# Aim of the task:
Transcribe every line, keeping it exact.

# Record excerpts:
— begin —

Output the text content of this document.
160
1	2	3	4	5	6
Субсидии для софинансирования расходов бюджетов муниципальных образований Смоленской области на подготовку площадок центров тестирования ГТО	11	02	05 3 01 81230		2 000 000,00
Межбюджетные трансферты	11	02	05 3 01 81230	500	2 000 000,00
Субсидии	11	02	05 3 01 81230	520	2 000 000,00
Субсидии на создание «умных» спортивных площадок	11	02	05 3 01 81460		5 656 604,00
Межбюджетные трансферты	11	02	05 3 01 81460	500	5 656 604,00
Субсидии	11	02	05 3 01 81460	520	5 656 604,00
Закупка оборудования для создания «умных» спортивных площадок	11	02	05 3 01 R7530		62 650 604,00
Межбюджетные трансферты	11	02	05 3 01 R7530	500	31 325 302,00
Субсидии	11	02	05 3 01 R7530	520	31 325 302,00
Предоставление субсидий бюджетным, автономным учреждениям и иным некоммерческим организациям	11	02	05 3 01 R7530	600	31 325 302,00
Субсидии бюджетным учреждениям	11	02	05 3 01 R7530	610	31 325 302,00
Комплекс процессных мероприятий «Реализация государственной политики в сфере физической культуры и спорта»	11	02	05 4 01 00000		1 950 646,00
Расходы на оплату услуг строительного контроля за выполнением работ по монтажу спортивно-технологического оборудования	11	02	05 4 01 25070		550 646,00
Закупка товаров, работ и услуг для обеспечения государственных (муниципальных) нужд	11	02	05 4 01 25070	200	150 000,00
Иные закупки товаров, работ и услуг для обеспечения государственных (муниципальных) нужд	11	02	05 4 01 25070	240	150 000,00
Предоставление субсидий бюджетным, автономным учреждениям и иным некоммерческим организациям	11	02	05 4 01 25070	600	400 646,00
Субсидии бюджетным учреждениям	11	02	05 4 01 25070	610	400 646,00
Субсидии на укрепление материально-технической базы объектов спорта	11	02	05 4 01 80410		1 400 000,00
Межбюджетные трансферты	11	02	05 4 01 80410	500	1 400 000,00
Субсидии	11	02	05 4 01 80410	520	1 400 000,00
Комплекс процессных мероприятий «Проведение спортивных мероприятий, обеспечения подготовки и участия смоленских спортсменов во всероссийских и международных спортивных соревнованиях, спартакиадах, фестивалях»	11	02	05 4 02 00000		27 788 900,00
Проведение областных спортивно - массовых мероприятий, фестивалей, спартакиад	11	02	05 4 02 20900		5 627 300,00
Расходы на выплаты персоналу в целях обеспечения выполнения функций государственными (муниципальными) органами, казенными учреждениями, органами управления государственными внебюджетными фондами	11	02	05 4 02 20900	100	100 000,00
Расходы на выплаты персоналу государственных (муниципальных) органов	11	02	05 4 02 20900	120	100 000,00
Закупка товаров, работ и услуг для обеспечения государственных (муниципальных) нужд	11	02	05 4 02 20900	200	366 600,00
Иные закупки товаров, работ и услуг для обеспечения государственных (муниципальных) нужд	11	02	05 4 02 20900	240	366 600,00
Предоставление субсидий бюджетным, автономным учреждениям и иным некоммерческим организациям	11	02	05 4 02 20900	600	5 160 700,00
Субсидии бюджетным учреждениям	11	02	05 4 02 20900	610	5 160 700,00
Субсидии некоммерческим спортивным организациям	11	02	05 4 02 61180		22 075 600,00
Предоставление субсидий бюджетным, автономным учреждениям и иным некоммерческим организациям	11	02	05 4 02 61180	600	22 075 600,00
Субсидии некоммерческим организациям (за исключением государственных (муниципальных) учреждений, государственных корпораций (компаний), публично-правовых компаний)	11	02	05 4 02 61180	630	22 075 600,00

— end —

# Output:
Output the text content of this document.
160
1	2	3	4	5	6
Субсидии для софинансирования расходов бюджетов муниципальных образований Смоленской области на подготовку площадок центров тестирования ГТО	11	02	05 3 01 81230		2 000 000,00
Межбюджетные трансферты	11	02	05 3 01 81230	500	2 000 000,00
Субсидии	11	02	05 3 01 81230	520	2 000 000,00
Субсидии на создание «умных» спортивных площадок	11	02	05 3 01 81460		5 656 604,00
Межбюджетные трансферты	11	02	05 3 01 81460	500	5 656 604,00
Субсидии	11	02	05 3 01 81460	520	5 656 604,00
Закупка оборудования для создания «умных» спортивных площадок	11	02	05 3 01 R7530		62 650 604,00
Межбюджетные трансферты	11	02	05 3 01 R7530	500	31 325 302,00
Субсидии	11	02	05 3 01 R7530	520	31 325 302,00
Предоставление субсидий бюджетным, автономным учреждениям и иным некоммерческим организациям	11	02	05 3 01 R7530	600	31 325 302,00
Субсидии бюджетным учреждениям	11	02	05 3 01 R7530	610	31 325 302,00
Комплекс процессных мероприятий «Реализация государственной политики в сфере физической культуры и спорта»	11	02	05 4 01 00000		1 950 646,00
Расходы на оплату услуг строительного контроля за выполнением работ по монтажу спортивно-технологического оборудования	11	02	05 4 01 25070		550 646,00
Закупка товаров, работ и услуг для обеспечения государственных (муниципальных) нужд	11	02	05 4 01 25070	200	150 000,00
Иные закупки товаров, работ и услуг для обеспечения государственных (муниципальных) нужд	11	02	05 4 01 25070	240	150 000,00
Предоставление субсидий бюджетным, автономным учреждениям и иным некоммерческим организациям	11	02	05 4 01 25070	600	400 646,00
Субсидии бюджетным учреждениям	11	02	05 4 01 25070	610	400 646,00
Субсидии на укрепление материально-технической базы объектов спорта	11	02	05 4 01 80410		1 400 000,00
Межбюджетные трансферты	11	02	05 4 01 80410	500	1 400 000,00
Субсидии	11	02	05 4 01 80410	520	1 400 000,00
Комплекс процессных мероприятий «Проведение спортивных мероприятий, обеспечения подготовки и участия смоленских спортсменов во всероссийских и международных спортивных соревнованиях, спартакиадах, фестивалях»	11	02	05 4 02 00000		27 788 900,00
Проведение областных спортивно - массовых мероприятий, фестивалей, спартакиад	11	02	05 4 02 20900		5 627 300,00
Расходы на выплаты персоналу в целях обеспечения выполнения функций государственными (муниципальными) органами, казенными учреждениями, органами управления государственными внебюджетными фондами	11	02	05 4 02 20900	100	100 000,00
Расходы на выплаты персоналу государственных (муниципальных) органов	11	02	05 4 02 20900	120	100 000,00
Закупка товаров, работ и услуг для обеспечения государственных (муниципальных) нужд	11	02	05 4 02 20900	200	366 600,00
Иные закупки товаров, работ и услуг для обеспечения государственных (муниципальных) нужд	11	02	05 4 02 20900	240	366 600,00
Предоставление субсидий бюджетным, автономным учреждениям и иным некоммерческим организациям	11	02	05 4 02 20900	600	5 160 700,00
Субсидии бюджетным учреждениям	11	02	05 4 02 20900	610	5 160 700,00
Субсидии некоммерческим спортивным организациям	11	02	05 4 02 61180		22 075 600,00
Предоставление субсидий бюджетным, автономным учреждениям и иным некоммерческим организациям	11	02	05 4 02 61180	600	22 075 600,00
Субсидии некоммерческим организациям (за исключением государственных (муниципальных) учреждений, государственных корпораций (компаний), публично-правовых компаний)	11	02	05 4 02 61180	630	22 075 600,00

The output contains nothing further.